**STATED EXERCISE**. Exactly repeat the material, dropping only the pictures.

**SUPPLIED DATA**.

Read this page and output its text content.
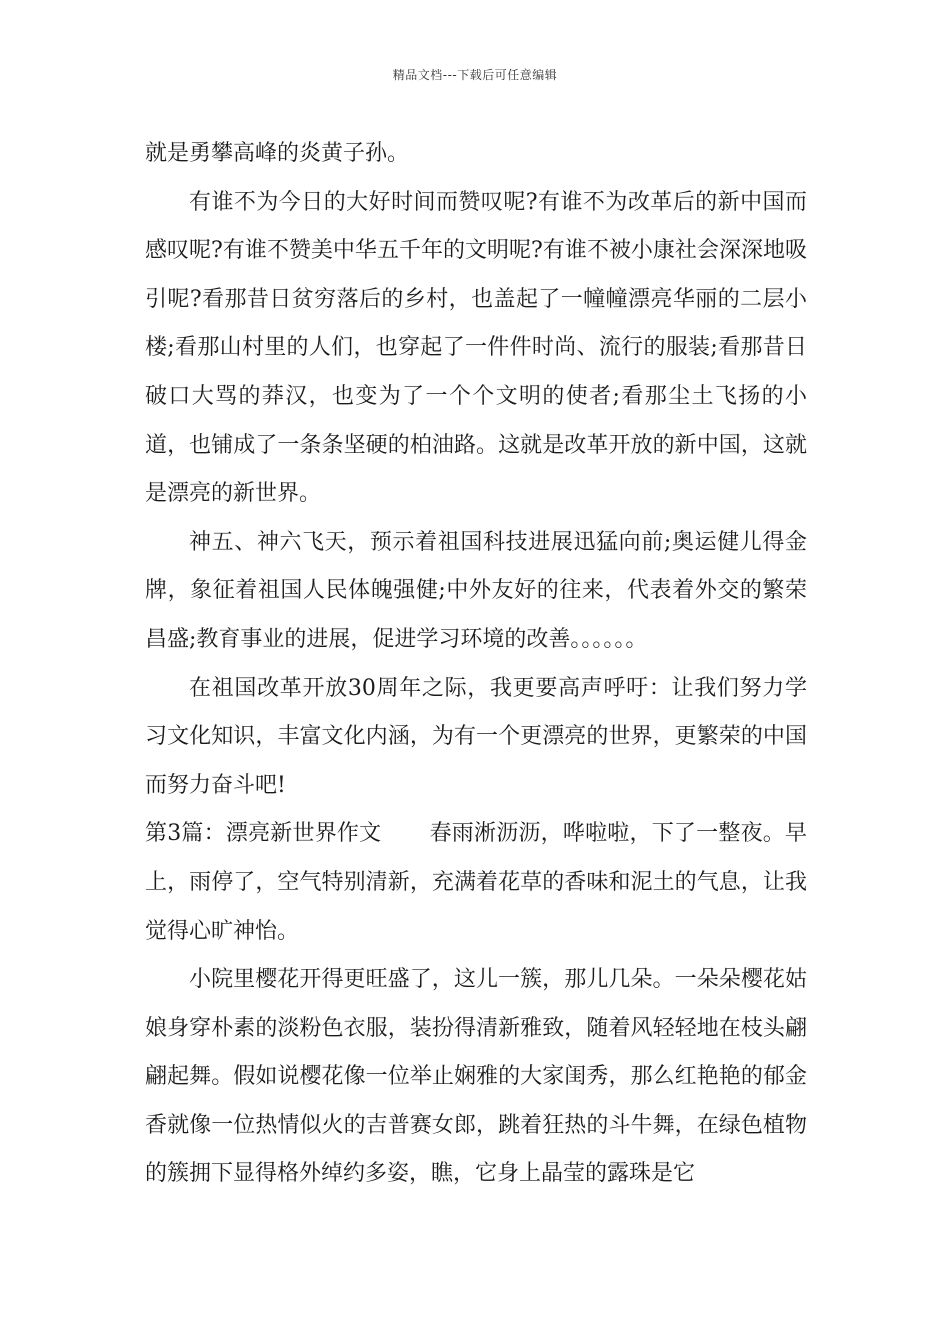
精品文档---下载后可任意编辑

就是勇攀高峰的炎黄子孙。

有谁不为今日的大好时间而赞叹呢?有谁不为改革后的新中国而感叹呢?有谁不赞美中华五千年的文明呢?有谁不被小康社会深深地吸引呢?看那昔日贫穷落后的乡村，也盖起了一幢幢漂亮华丽的二层小楼;看那山村里的人们，也穿起了一件件时尚、流行的服装;看那昔日破口大骂的莽汉，也变为了一个个文明的使者;看那尘土飞扬的小道，也铺成了一条条坚硬的柏油路。这就是改革开放的新中国，这就是漂亮的新世界。

神五、神六飞天，预示着祖国科技进展迅猛向前;奥运健儿得金牌，象征着祖国人民体魄强健;中外友好的往来，代表着外交的繁荣昌盛;教育事业的进展，促进学习环境的改善。。。。。。

在祖国改革开放30周年之际，我更要高声呼吁：让我们努力学习文化知识，丰富文化内涵，为有一个更漂亮的世界，更繁荣的中国而努力奋斗吧!

第3篇：漂亮新世界作文 春雨淅沥沥，哗啦啦，下了一整夜。早上，雨停了，空气特别清新，充满着花草的香味和泥土的气息，让我觉得心旷神怡。

小院里樱花开得更旺盛了，这儿一簇，那儿几朵。一朵朵樱花姑娘身穿朴素的淡粉色衣服，装扮得清新雅致，随着风轻轻地在枝头翩翩起舞。假如说樱花像一位举止娴雅的大家闺秀，那么红艳艳的郁金香就像一位热情似火的吉普赛女郎，跳着狂热的斗牛舞，在绿色植物的簇拥下显得格外绰约多姿，瞧，它身上晶莹的露珠是它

**COMPLETE ANSWER**.
Read this page and output its text content.
精品文档---下载后可任意编辑

就是勇攀高峰的炎黄子孙。

有谁不为今日的大好时间而赞叹呢?有谁不为改革后的新中国而感叹呢?有谁不赞美中华五千年的文明呢?有谁不被小康社会深深地吸引呢?看那昔日贫穷落后的乡村，也盖起了一幢幢漂亮华丽的二层小楼;看那山村里的人们，也穿起了一件件时尚、流行的服装;看那昔日破口大骂的莽汉，也变为了一个个文明的使者;看那尘土飞扬的小道，也铺成了一条条坚硬的柏油路。这就是改革开放的新中国，这就是漂亮的新世界。

神五、神六飞天，预示着祖国科技进展迅猛向前;奥运健儿得金牌，象征着祖国人民体魄强健;中外友好的往来，代表着外交的繁荣昌盛;教育事业的进展，促进学习环境的改善。。。。。。

在祖国改革开放30周年之际，我更要高声呼吁：让我们努力学习文化知识，丰富文化内涵，为有一个更漂亮的世界，更繁荣的中国而努力奋斗吧!

第3篇：漂亮新世界作文 春雨淅沥沥，哗啦啦，下了一整夜。早上，雨停了，空气特别清新，充满着花草的香味和泥土的气息，让我觉得心旷神怡。

小院里樱花开得更旺盛了，这儿一簇，那儿几朵。一朵朵樱花姑娘身穿朴素的淡粉色衣服，装扮得清新雅致，随着风轻轻地在枝头翩翩起舞。假如说樱花像一位举止娴雅的大家闺秀，那么红艳艳的郁金香就像一位热情似火的吉普赛女郎，跳着狂热的斗牛舞，在绿色植物的簇拥下显得格外绰约多姿，瞧，它身上晶莹的露珠是它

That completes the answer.